### Request
Identify and reproduce every line holding the string "title".

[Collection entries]
^^^^^^^^

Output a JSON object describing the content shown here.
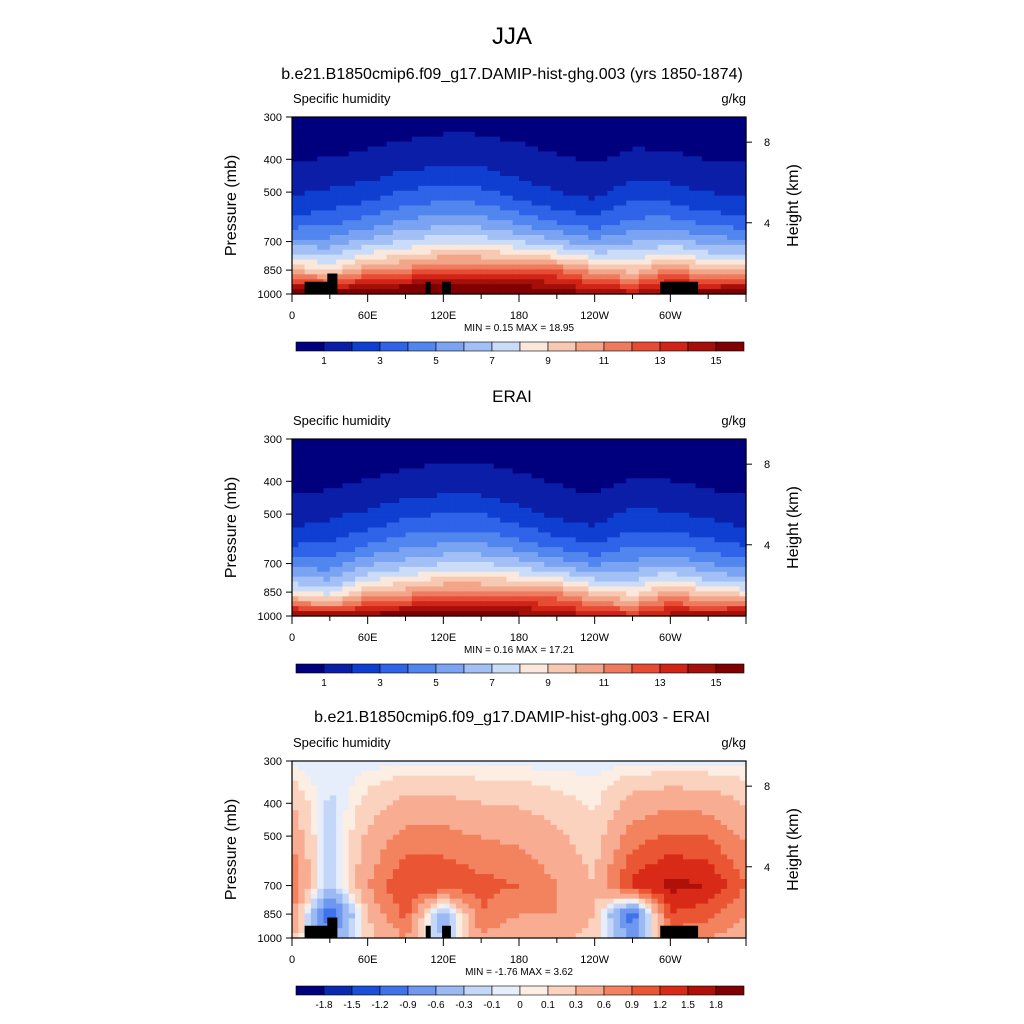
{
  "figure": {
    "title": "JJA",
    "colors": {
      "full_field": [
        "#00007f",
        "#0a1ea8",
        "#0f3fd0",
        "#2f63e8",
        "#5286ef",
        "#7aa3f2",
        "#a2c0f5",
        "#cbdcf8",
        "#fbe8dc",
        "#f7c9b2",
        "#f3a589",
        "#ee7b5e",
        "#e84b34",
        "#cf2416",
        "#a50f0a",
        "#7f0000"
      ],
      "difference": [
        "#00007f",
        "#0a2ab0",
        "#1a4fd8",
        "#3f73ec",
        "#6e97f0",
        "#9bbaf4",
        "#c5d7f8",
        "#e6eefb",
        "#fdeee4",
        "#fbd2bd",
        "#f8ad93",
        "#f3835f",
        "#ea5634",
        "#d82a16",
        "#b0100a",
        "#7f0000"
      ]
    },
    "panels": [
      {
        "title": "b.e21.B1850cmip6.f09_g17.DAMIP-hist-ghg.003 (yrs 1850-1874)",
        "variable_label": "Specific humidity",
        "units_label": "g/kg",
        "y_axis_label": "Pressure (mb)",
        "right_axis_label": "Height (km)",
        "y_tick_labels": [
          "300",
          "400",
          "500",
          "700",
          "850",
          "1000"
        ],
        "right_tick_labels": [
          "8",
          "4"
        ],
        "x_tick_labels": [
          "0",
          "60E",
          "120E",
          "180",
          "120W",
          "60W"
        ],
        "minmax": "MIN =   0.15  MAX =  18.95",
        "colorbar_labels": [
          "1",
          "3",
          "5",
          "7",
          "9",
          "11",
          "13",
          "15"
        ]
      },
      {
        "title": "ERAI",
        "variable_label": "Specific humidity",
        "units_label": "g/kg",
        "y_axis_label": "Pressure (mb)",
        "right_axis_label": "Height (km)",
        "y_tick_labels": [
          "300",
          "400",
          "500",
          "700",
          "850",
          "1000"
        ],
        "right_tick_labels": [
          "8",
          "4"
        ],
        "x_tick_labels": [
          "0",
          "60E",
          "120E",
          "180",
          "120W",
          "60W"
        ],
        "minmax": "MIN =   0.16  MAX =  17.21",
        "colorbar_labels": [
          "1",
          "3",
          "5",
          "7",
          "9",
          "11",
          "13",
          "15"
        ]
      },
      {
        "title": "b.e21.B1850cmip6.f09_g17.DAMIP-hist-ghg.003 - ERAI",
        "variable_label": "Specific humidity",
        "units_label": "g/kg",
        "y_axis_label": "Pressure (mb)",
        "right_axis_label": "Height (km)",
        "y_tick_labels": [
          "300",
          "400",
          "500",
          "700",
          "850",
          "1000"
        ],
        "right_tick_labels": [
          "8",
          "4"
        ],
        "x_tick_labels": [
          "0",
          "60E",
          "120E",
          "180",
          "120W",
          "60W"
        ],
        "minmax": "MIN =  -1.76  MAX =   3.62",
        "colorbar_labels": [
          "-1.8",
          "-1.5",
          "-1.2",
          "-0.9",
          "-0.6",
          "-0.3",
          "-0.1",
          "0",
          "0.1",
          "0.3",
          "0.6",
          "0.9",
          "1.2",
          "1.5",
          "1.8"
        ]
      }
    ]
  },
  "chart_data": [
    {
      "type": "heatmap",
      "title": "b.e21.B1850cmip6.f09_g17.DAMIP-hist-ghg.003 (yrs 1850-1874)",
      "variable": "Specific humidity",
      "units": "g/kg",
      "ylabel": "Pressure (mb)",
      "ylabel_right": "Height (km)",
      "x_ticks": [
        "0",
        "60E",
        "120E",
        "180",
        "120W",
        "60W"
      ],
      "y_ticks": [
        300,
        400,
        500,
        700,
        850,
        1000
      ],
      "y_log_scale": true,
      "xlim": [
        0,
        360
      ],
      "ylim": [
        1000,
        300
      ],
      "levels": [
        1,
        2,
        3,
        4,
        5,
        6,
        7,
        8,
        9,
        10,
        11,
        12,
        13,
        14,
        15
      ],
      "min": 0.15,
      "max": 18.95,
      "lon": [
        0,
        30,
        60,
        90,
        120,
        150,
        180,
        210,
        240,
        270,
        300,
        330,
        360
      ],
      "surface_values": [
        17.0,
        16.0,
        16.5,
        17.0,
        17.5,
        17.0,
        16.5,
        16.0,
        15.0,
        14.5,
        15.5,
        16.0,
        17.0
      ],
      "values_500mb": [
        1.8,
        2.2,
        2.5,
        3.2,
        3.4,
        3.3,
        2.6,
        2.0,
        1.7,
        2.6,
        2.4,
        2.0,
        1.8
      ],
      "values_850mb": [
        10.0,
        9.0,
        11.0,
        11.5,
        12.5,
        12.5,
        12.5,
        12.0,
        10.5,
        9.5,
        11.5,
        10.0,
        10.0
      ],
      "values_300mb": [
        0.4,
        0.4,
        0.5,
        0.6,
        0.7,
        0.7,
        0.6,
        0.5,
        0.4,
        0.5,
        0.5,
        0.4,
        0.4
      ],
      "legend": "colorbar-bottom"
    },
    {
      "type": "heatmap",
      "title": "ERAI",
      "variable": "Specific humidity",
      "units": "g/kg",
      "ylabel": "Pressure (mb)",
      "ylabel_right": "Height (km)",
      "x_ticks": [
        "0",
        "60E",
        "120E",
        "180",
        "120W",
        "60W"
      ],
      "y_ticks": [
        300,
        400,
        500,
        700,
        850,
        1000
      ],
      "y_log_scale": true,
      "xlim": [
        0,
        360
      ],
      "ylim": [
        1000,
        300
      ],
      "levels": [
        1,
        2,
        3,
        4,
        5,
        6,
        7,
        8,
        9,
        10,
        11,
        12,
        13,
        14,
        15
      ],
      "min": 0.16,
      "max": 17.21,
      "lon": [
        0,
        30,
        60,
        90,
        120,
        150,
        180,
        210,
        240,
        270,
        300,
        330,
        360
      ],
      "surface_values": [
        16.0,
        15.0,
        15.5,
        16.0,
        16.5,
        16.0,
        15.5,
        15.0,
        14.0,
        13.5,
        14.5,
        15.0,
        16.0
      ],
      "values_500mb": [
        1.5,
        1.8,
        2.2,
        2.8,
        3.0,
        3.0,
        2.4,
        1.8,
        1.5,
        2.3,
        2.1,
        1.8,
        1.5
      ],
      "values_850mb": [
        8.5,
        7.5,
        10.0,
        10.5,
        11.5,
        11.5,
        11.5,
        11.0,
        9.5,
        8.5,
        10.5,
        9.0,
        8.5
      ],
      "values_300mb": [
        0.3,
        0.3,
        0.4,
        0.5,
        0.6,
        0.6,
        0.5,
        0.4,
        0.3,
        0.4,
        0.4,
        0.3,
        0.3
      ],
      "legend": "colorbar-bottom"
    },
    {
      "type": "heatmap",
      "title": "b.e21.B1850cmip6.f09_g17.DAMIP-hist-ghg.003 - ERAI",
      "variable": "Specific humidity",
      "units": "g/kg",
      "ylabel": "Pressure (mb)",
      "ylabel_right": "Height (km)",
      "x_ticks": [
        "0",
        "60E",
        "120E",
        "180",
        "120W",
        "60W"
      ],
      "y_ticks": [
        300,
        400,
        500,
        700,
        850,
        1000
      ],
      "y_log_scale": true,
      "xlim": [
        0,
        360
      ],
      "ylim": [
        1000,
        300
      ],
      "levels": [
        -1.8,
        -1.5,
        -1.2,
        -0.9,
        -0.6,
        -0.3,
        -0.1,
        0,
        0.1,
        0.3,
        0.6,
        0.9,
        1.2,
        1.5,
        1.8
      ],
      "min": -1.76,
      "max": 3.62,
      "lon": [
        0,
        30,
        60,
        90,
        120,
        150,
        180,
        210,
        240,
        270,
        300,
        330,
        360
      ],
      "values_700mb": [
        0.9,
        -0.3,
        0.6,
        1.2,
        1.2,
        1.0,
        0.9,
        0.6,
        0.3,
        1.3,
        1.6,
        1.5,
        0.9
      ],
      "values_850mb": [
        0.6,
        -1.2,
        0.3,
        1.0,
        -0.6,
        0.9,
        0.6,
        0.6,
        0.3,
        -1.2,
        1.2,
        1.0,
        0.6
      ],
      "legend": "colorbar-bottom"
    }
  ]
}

^^^^^^^^

### Response to this exercise
    "title": "JJA",
        "title": "b.e21.B1850cmip6.f09_g17.DAMIP-hist-ghg.003 (yrs 1850-1874)",
        "title": "ERAI",
        "title": "b.e21.B1850cmip6.f09_g17.DAMIP-hist-ghg.003 - ERAI",
      "title": "b.e21.B1850cmip6.f09_g17.DAMIP-hist-ghg.003 (yrs 1850-1874)",
      "title": "ERAI",
      "title": "b.e21.B1850cmip6.f09_g17.DAMIP-hist-ghg.003 - ERAI",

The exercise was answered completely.